* _Goal_
In the tax ruling excerpt below, what amount was the Assessing Officer directed to delete as an addition for unexplained credit?

* _Excerpted passage_
▼
I have considered the rival submissions. Considering the fact that
the terms of the lease agreement have not been disputed by the
Assessing Officer inasmuch as the monthly lease rent of
Rs.3,36,427/- and a total lease rent to be paid over the period of
A.Y. 95-96 to 98-99 of Rs.1,21,11,372/- have been accepted and duly
brought to tax in the respective assessment years and also
considering the fact that there is no finding on the record that the
lease agreement between the appellant company and M/s.Poggen AMP
Nagarsheth Powertronics Ltd. lasted only for 5 months, the Assessing
Officer’s decision cannot be upheld. The Assessing Officer is,
therefore, directed to delete the addition of Rs.9,75,639/- on the
ground of unexplained credit appearing in the books of the accounts
of the appellant firm.
The
Tribunal has confirmed this order by holding that the figure given
by the lessee to the Assessing Officer was relatable to rent for two
months for the period commencing from 1.4.1996 to 31.5.1996
considering that the monthly lease rental was Rs.3,36,427/-. The
Tribunal has thus confirmed the order made by Commissioner
(Appeals).
It
is apparent that the findings recorded concurrently, both by
Commissioner (Appeals) and the Tribunal, are based on facts and
evidence on record. In absence of any legal infirmity on this count,
no question of law, much less a substantial question of law, can be
said to arise in relation to this issue.
In
so far as the second question is concerned, the Assessing Officer
brought to tax, the accrued interest in respect of three parties,
namely M/s.Ankush Finstock Pvt. Ltd., M/s.Montari Industries Ltd.
and M/s.Jauss Polymers Ltd. The assessee succeeded before the
Commissioner (Appeals). In the appellate order, Commissioner
(Appeals) recorded as under, as reproduced by the Tribunal in
Paragraph No.9 of its impugned order.
▲
* _Data extract_
▼
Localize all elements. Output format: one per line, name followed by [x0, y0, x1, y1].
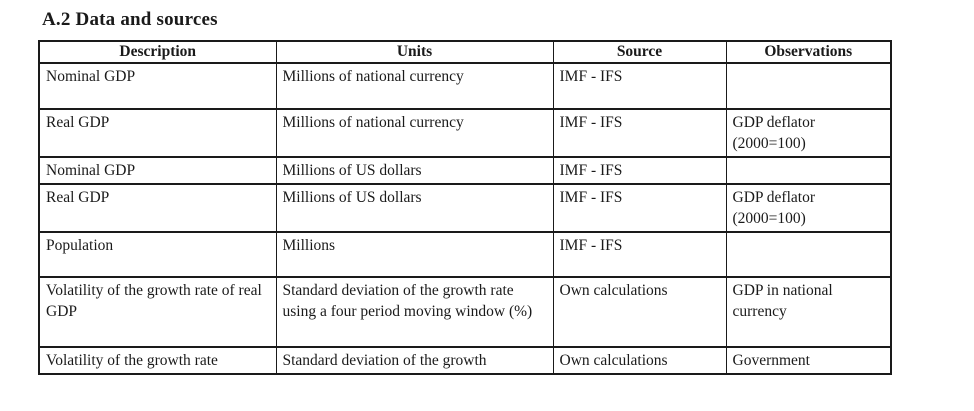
▲
* _Complete output_
Rs.9,75,639/-